**Short exercise 1**
Please reproduce the passage of the art project excerpt between "I recently attended" and "staff ever mentioned.", inclusive.
**Short exercise 2**
Translate this sentence from the art project excerpt into Spanish: "The ideal identity is a prejudicial myth – one that can never be achieved and that is never meant to be achieved."

**Document excerpt**
In the artistic response I expressed my thoughts and feelings around my “I”dentity through colours and lines.”

SEE-SAW REFLECTIONS

This is perhaps one of the most striking illustrations of the ways in which identities are not freely chosen but are inscribed onto our being and over which we have little control. All we can do sometimes is articulate our protest and let identities know that we are aware of their doings.

 

WEEK 10             

TOLD AND RETOLD

ARTIST JEISI AMAWASA

ARTISTIC RESPONSE 

 

DESCRIPTION: The image has drawings of a man shining a torch light onto a woman who is stitching a piece of cloth. There is also a woman who is mopping the floor. ‘Lights’, ‘Stitching’ and ‘Cleaning’ are written on the sides of the images and on the top of the image is the text ‘told’ and ‘retold’. 

From the artist's note:

“Hello

I recently attended a Rangapravesha ceremony...and in addition to the Chief Guest proclaiming to be an anti-vaxxer, everything felt ridiculous. 

The girl thanked everyone in her journey for a good 15 minutes.

FIFTEEN MINUTES.

And nowhere was the househelp at her guru’s house, the driver who got her in and out of practice for 20 years, the lights staff or auditorium staff ever mentioned. 

And the performance?

Same one I’d seen twenty years ago at another event. Could grasp the same amount which makes me wonder,

WHO WAS THAT GRAND PERFORMANCE EVEN FOR?

<3 “Jeisi” “

SEE-SAW REFLECTIONS

The ritual of an individual being inaugurated into a tradition – having fulfilled her right of passage– is not a personal feat but a validation of certain kinds of collective creations and a necessary denial of many, many others.

 

WEEK 02           

SCRIPTS OF MERIT

ARTIST LOKI

ARTISTIC RESPONSE 

 

DESCRIPTION: A long roll of billing paper with pencil doodles on both sides. 

On one side: Doodles of how the Instagram account of a person looks like with posts about admission to new foreign university, healthy organic food, daily work routines of an artist, relief work related post, postpartum workout, travels of couples, new shoes purchased, road trip with best friends, Mother’s Day post, post about new work brewing and sunsets. All posts include likes and hashtags like the ones on social media platforms.
 

On another side: Doodles about episodes and conversations that happen in households teaching a girl child what to do and what not to do. These include how to be on when a girl has her period, the significance of rangoli design, the use religious symbols and superstition, the importance of marks and assumptions of intelligence, training given to children in classical arts, the flaunting of medal and trophies in the marriage bargain, discrimination in rules between a brother and a sister, the shopping of clothes and jewellery for performances and weddings, the assumptions about good looks, the pre-selection of the right groom for the girl child and the clock ticking and dictating a time to do each thing. 

From the artist's note:

“Merit is lonely.

Intelligence is body.

Access often an identity

And Privilege is blind. 

A natural juxtaposition of the past and present occurs, intertwining memories of lived experiences and continuous performed reality. One that is deep, sunk beneath layers of skin and one which touches but with numbness as it bounces off in a hurry. 

How does one live or unlive? How does one find oneself enmeshed in between the consumed and the consumer? “

SEE-SAW REFLECTIONS

The ideal identity is a prejudicial myth – one that can never be achieved and that is never meant to be achieved.

**Provided data**
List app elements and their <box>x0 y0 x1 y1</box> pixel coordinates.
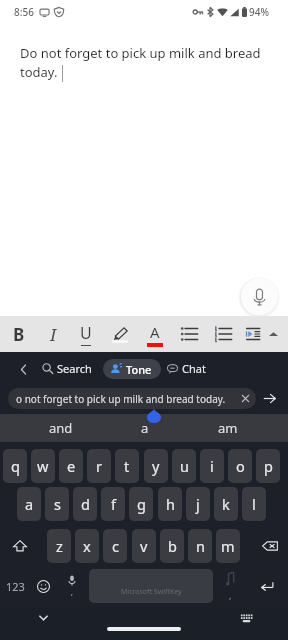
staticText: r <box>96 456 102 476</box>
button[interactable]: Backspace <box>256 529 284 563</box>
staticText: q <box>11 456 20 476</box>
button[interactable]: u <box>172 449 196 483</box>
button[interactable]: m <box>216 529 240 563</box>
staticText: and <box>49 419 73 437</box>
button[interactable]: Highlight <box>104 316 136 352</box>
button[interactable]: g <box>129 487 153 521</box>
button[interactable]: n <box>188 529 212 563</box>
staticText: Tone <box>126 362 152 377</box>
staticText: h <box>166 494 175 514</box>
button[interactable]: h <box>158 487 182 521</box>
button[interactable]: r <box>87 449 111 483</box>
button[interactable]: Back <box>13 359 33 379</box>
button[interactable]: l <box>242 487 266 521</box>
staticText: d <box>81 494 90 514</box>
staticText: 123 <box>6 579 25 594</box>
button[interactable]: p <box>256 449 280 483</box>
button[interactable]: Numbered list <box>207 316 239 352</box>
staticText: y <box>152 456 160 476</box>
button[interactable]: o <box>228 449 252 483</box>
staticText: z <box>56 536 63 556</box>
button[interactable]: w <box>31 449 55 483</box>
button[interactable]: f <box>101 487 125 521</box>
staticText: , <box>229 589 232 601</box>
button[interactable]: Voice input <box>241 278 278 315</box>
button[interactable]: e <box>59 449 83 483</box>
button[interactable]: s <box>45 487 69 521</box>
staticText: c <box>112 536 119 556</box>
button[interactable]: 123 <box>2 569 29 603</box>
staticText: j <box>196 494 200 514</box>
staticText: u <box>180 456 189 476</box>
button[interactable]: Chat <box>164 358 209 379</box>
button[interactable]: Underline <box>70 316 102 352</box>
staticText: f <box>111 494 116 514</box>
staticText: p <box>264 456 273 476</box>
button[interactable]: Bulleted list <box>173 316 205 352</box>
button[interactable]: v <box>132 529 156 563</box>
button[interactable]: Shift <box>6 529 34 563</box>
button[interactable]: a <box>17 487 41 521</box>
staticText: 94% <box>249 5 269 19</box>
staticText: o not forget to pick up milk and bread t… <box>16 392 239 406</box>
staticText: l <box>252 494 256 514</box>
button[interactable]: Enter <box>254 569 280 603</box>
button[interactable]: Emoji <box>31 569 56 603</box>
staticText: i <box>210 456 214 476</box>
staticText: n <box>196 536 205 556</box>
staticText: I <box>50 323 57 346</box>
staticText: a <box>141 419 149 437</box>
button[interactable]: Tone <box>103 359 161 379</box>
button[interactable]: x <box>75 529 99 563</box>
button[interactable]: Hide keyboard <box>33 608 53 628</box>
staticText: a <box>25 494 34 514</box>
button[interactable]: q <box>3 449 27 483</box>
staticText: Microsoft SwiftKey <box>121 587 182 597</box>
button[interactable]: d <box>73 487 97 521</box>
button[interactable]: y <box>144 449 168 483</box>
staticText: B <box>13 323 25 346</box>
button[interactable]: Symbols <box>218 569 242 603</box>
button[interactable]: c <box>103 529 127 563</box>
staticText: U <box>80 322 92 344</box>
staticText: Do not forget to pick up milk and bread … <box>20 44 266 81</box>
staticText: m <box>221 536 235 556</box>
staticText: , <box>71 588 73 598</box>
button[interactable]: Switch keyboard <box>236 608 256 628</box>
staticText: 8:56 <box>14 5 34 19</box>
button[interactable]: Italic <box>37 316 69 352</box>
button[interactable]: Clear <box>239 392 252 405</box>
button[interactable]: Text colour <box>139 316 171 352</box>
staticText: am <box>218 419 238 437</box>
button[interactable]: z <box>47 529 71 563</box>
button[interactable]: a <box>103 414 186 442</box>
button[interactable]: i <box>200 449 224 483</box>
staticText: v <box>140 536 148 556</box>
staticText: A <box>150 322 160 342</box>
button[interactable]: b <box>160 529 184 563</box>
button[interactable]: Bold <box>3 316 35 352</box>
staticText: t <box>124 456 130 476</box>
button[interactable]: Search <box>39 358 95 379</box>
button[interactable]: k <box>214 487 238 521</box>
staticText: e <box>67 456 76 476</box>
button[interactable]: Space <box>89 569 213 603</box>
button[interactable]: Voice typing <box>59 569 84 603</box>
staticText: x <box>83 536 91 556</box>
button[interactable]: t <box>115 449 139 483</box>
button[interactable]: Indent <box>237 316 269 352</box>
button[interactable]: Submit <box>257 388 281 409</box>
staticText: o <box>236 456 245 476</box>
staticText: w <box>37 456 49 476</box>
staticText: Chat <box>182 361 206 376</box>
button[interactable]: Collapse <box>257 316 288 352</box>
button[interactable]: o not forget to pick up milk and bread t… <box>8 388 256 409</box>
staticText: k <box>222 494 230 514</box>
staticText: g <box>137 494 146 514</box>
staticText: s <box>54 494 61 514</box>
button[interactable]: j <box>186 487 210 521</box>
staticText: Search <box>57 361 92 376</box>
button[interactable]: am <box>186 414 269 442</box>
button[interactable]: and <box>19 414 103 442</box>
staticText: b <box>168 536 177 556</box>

**Worked solution 1**
I recently attended a Rangapravesha ceremony...and in addition to the Chief Guest proclaiming to be an anti-vaxxer, everything felt ridiculous. 

The girl thanked everyone in her journey for a good 15 minutes.

FIFTEEN MINUTES.

And nowhere was the househelp at her guru’s house, the driver who got her in and out of practice for 20 years, the lights staff or auditorium staff ever mentioned.

**Worked solution 2**
La identidad ideal es un mito prejuicioso: uno que nunca puede alcanzarse y que nunca está destinado a alcanzarse.